- [Stated exercise] Go through the entries below and print each one exactly, leaving out pictures.

- [Dataset records]
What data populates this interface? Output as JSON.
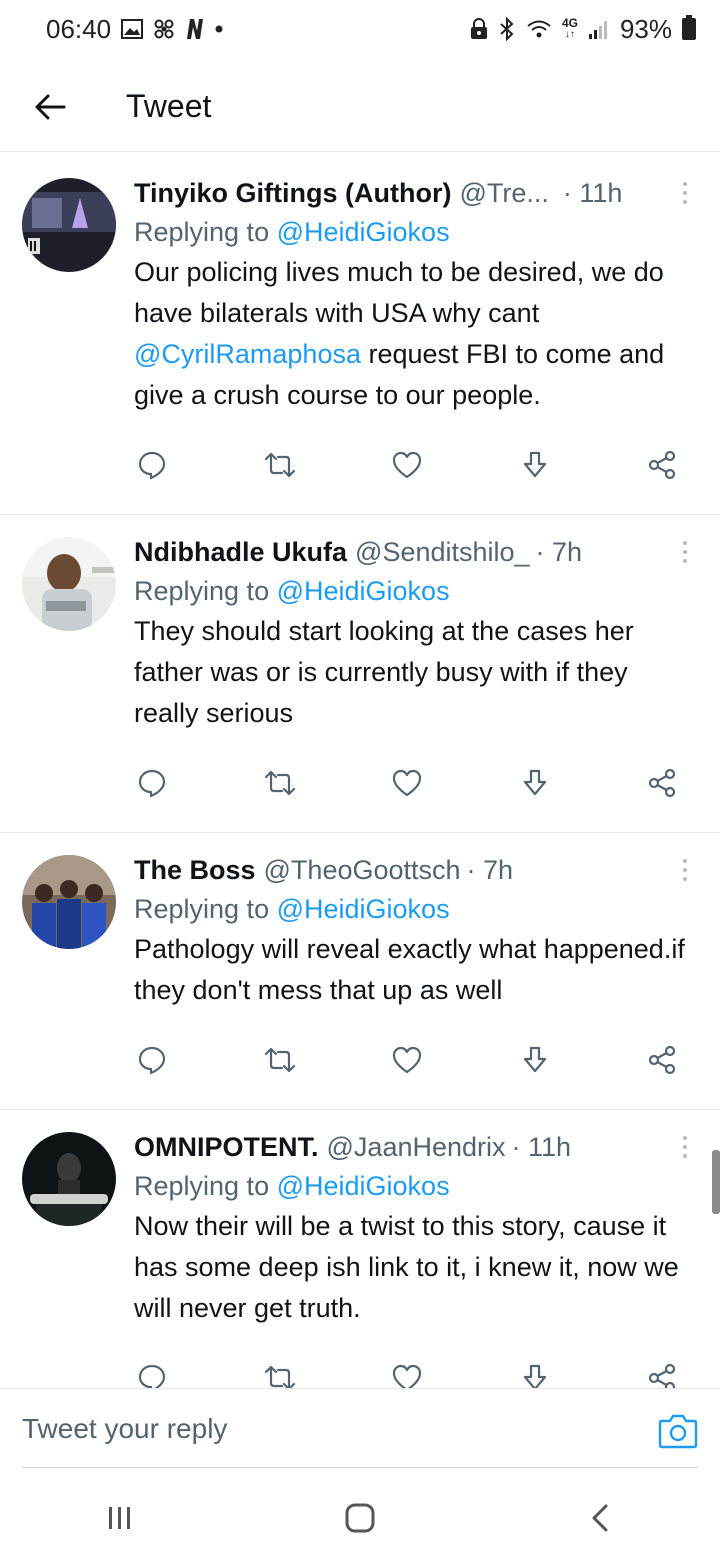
{
  "status_bar": {
    "time": "06:40",
    "network": "4G",
    "battery": "93%"
  },
  "header": {
    "title": "Tweet"
  },
  "tweets": [
    {
      "name": "Tinyiko Giftings (Author)",
      "handle": "@Tre...",
      "time": "· 11h",
      "replying_label": "Replying to",
      "replying_to": "@HeidiGiokos",
      "text_parts": [
        "Our policing lives much to be desired, we do have bilaterals with USA why cant ",
        "@CyrilRamaphosa",
        " request FBI to come and give a crush course to our people."
      ]
    },
    {
      "name": "Ndibhadle Ukufa",
      "handle": "@Senditshilo_",
      "time": "· 7h",
      "replying_label": "Replying to",
      "replying_to": "@HeidiGiokos",
      "text": "They should start looking at the cases her father was or is currently busy with if they really serious"
    },
    {
      "name": "The Boss",
      "handle": "@TheoGoottsch",
      "time": "· 7h",
      "replying_label": "Replying to",
      "replying_to": "@HeidiGiokos",
      "text": "Pathology will reveal exactly what happened.if they don't mess that up as well"
    },
    {
      "name": "OMNIPOTENT.",
      "handle": "@JaanHendrix",
      "time": "· 11h",
      "replying_label": "Replying to",
      "replying_to": "@HeidiGiokos",
      "text": "Now their will be a twist to this story, cause it has some deep ish link to it, i knew it, now we will never get truth."
    }
  ],
  "reply_bar": {
    "placeholder": "Tweet your reply"
  },
  "colors": {
    "accent": "#1d9bf0",
    "secondary_text": "#536471",
    "primary_text": "#0f1419",
    "divider": "#e6e9eb"
  },
  "icons": {
    "back": "arrow-left-icon",
    "reply": "comment-icon",
    "retweet": "retweet-icon",
    "like": "heart-icon",
    "download": "download-icon",
    "share": "share-icon",
    "camera": "camera-icon"
  }
}
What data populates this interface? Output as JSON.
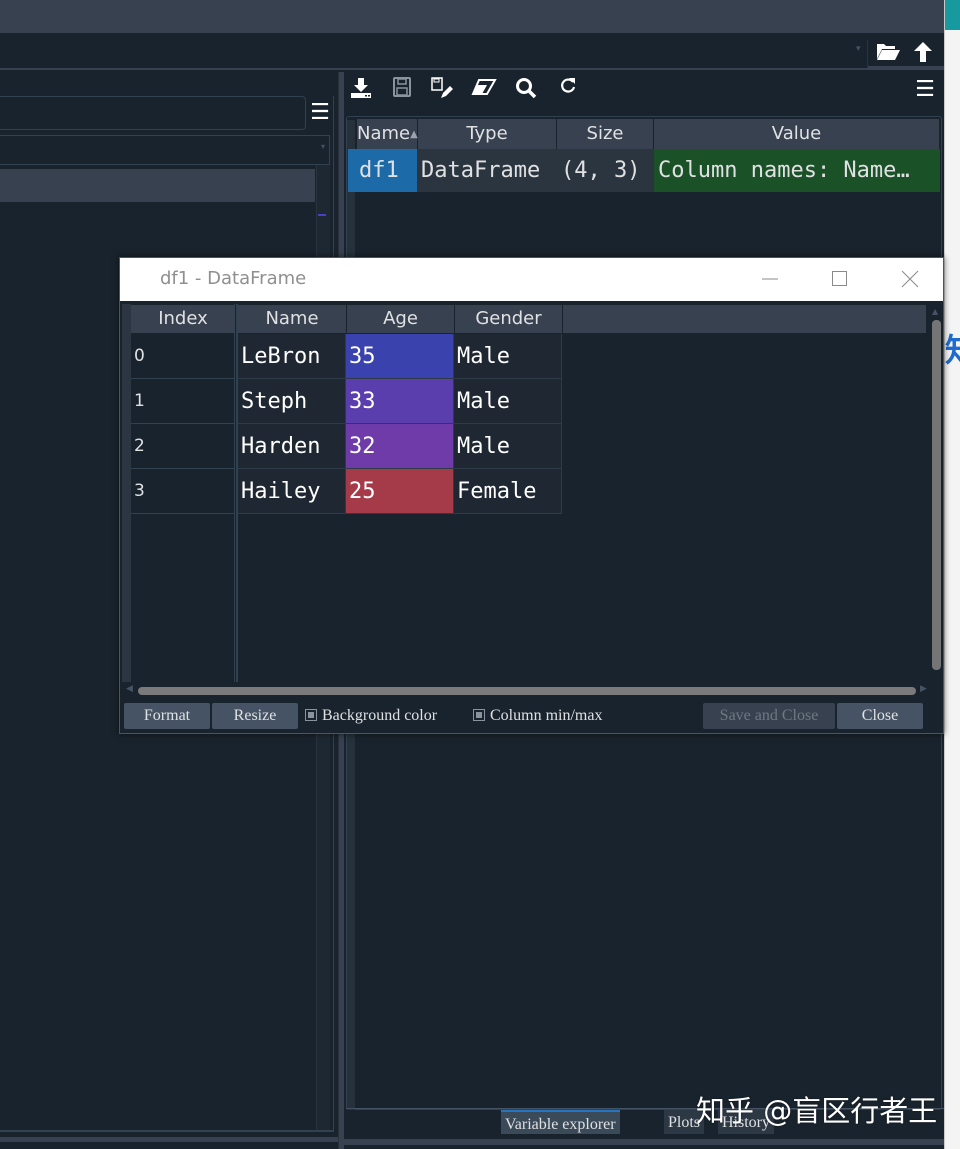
{
  "top_toolbar": {
    "open_folder_icon": "folder-open-icon",
    "parent_dir_icon": "arrow-up-icon"
  },
  "variable_explorer": {
    "toolbar_icons": [
      "import-data-icon",
      "save-icon",
      "save-as-icon",
      "eraser-icon",
      "search-icon",
      "refresh-icon",
      "menu-icon"
    ],
    "columns": [
      "Name",
      "Type",
      "Size",
      "Value"
    ],
    "sort_indicator": "ascending",
    "rows": [
      {
        "name": "df1",
        "type": "DataFrame",
        "size": "(4, 3)",
        "value": "Column names: Name…"
      }
    ],
    "colors": {
      "name_cell": "#1d6aa8",
      "value_cell": "#1a5127",
      "type_cell": "#2b3540"
    }
  },
  "bottom_tabs": [
    {
      "label": "Variable explorer",
      "active": true
    },
    {
      "label": "Plots",
      "active": false
    },
    {
      "label": "History",
      "active": false
    }
  ],
  "watermark": "知乎 @盲区行者王",
  "dialog": {
    "title": "df1 - DataFrame",
    "window_controls": {
      "minimize": "—",
      "maximize": "☐",
      "close": "✕"
    },
    "index_header": "Index",
    "columns": [
      "Name",
      "Age",
      "Gender"
    ],
    "rows": [
      {
        "index": "0",
        "Name": "LeBron",
        "Age": "35",
        "Gender": "Male",
        "age_color": "#3a42ad"
      },
      {
        "index": "1",
        "Name": "Steph",
        "Age": "33",
        "Gender": "Male",
        "age_color": "#5b3eae"
      },
      {
        "index": "2",
        "Name": "Harden",
        "Age": "32",
        "Gender": "Male",
        "age_color": "#6e3ba9"
      },
      {
        "index": "3",
        "Name": "Hailey",
        "Age": "25",
        "Gender": "Female",
        "age_color": "#a53b48"
      }
    ],
    "buttons": {
      "format": "Format",
      "resize": "Resize",
      "save_and_close": "Save and Close",
      "close": "Close"
    },
    "checkboxes": [
      {
        "label": "Background color",
        "checked": true
      },
      {
        "label": "Column min/max",
        "checked": true
      }
    ]
  }
}
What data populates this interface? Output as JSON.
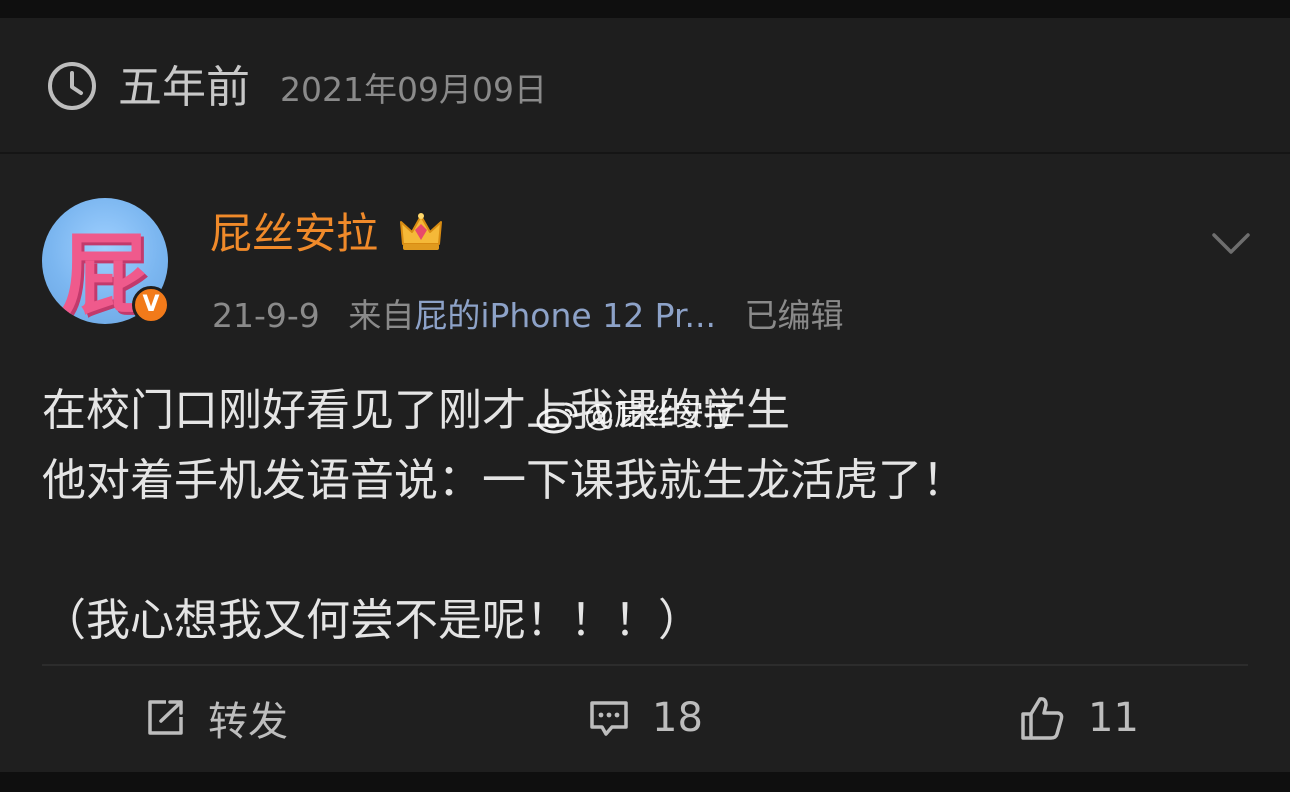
{
  "memory": {
    "ago": "五年前",
    "date": "2021年09月09日"
  },
  "post": {
    "username": "屁丝安拉",
    "avatar_char": "屁",
    "verified_mark": "V",
    "date": "21-9-9",
    "from_label": "来自",
    "device": "屁的iPhone 12 Pr...",
    "edited": "已编辑",
    "lines": [
      "在校门口刚好看见了刚才上我课的学生",
      "他对着手机发语音说：一下课我就生龙活虎了！",
      "",
      "（我心想我又何尝不是呢！！！）"
    ],
    "watermark": "@屁丝安拉"
  },
  "actions": {
    "repost_label": "转发",
    "comment_count": "18",
    "like_count": "11"
  },
  "colors": {
    "username": "#f08a2a",
    "device": "#8da2c8",
    "badge": "#f27a1a",
    "background": "#1f1f1f"
  },
  "icons": [
    "clock-icon",
    "crown-icon",
    "chevron-down-icon",
    "repost-icon",
    "comment-icon",
    "like-icon",
    "weibo-logo-icon"
  ]
}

- [In response]
What data populates this interface? Output as JSON.
{
  "status_bar": {
    "time": "06:40",
    "network": "4G",
    "battery": "93%"
  },
  "header": {
    "title": "Tweet"
  },
  "tweets": [
    {
      "name": "Tinyiko Giftings (Author)",
      "handle": "@Tre...",
      "time": "· 11h",
      "replying_label": "Replying to",
      "replying_to": "@HeidiGiokos",
      "text_parts": [
        "Our policing lives much to be desired, we do have bilaterals with USA why cant ",
        "@CyrilRamaphosa",
        " request FBI to come and give a crush course to our people."
      ]
    },
    {
      "name": "Ndibhadle Ukufa",
      "handle": "@Senditshilo_",
      "time": "· 7h",
      "replying_label": "Replying to",
      "replying_to": "@HeidiGiokos",
      "text": "They should start looking at the cases her father was or is currently busy with if they really serious"
    },
    {
      "name": "The Boss",
      "handle": "@TheoGoottsch",
      "time": "· 7h",
      "replying_label": "Replying to",
      "replying_to": "@HeidiGiokos",
      "text": "Pathology will reveal exactly what happened.if they don't mess that up as well"
    },
    {
      "name": "OMNIPOTENT.",
      "handle": "@JaanHendrix",
      "time": "· 11h",
      "replying_label": "Replying to",
      "replying_to": "@HeidiGiokos",
      "text": "Now their will be a twist to this story, cause it has some deep ish link to it, i knew it, now we will never get truth."
    }
  ],
  "reply_bar": {
    "placeholder": "Tweet your reply"
  },
  "colors": {
    "accent": "#1d9bf0",
    "secondary_text": "#536471",
    "primary_text": "#0f1419",
    "divider": "#e6e9eb"
  },
  "icons": {
    "back": "arrow-left-icon",
    "reply": "comment-icon",
    "retweet": "retweet-icon",
    "like": "heart-icon",
    "download": "download-icon",
    "share": "share-icon",
    "camera": "camera-icon"
  }
}
What data populates this interface? Output as JSON.
{
  "top_toolbar": {
    "open_folder_icon": "folder-open-icon",
    "parent_dir_icon": "arrow-up-icon"
  },
  "variable_explorer": {
    "toolbar_icons": [
      "import-data-icon",
      "save-icon",
      "save-as-icon",
      "eraser-icon",
      "search-icon",
      "refresh-icon",
      "menu-icon"
    ],
    "columns": [
      "Name",
      "Type",
      "Size",
      "Value"
    ],
    "sort_indicator": "ascending",
    "rows": [
      {
        "name": "df1",
        "type": "DataFrame",
        "size": "(4, 3)",
        "value": "Column names: Name…"
      }
    ],
    "colors": {
      "name_cell": "#1d6aa8",
      "value_cell": "#1a5127",
      "type_cell": "#2b3540"
    }
  },
  "bottom_tabs": [
    {
      "label": "Variable explorer",
      "active": true
    },
    {
      "label": "Plots",
      "active": false
    },
    {
      "label": "History",
      "active": false
    }
  ],
  "watermark": "知乎 @盲区行者王",
  "dialog": {
    "title": "df1 - DataFrame",
    "window_controls": {
      "minimize": "—",
      "maximize": "☐",
      "close": "✕"
    },
    "index_header": "Index",
    "columns": [
      "Name",
      "Age",
      "Gender"
    ],
    "rows": [
      {
        "index": "0",
        "Name": "LeBron",
        "Age": "35",
        "Gender": "Male",
        "age_color": "#3a42ad"
      },
      {
        "index": "1",
        "Name": "Steph",
        "Age": "33",
        "Gender": "Male",
        "age_color": "#5b3eae"
      },
      {
        "index": "2",
        "Name": "Harden",
        "Age": "32",
        "Gender": "Male",
        "age_color": "#6e3ba9"
      },
      {
        "index": "3",
        "Name": "Hailey",
        "Age": "25",
        "Gender": "Female",
        "age_color": "#a53b48"
      }
    ],
    "buttons": {
      "format": "Format",
      "resize": "Resize",
      "save_and_close": "Save and Close",
      "close": "Close"
    },
    "checkboxes": [
      {
        "label": "Background color",
        "checked": true
      },
      {
        "label": "Column min/max",
        "checked": true
      }
    ]
  }
}
What data populates this interface? Output as JSON.
{
  "memory": {
    "ago": "五年前",
    "date": "2021年09月09日"
  },
  "post": {
    "username": "屁丝安拉",
    "avatar_char": "屁",
    "verified_mark": "V",
    "date": "21-9-9",
    "from_label": "来自",
    "device": "屁的iPhone 12 Pr...",
    "edited": "已编辑",
    "lines": [
      "在校门口刚好看见了刚才上我课的学生",
      "他对着手机发语音说：一下课我就生龙活虎了！",
      "",
      "（我心想我又何尝不是呢！！！）"
    ],
    "watermark": "@屁丝安拉"
  },
  "actions": {
    "repost_label": "转发",
    "comment_count": "18",
    "like_count": "11"
  },
  "colors": {
    "username": "#f08a2a",
    "device": "#8da2c8",
    "badge": "#f27a1a",
    "background": "#1f1f1f"
  },
  "icons": [
    "clock-icon",
    "crown-icon",
    "chevron-down-icon",
    "repost-icon",
    "comment-icon",
    "like-icon",
    "weibo-logo-icon"
  ]
}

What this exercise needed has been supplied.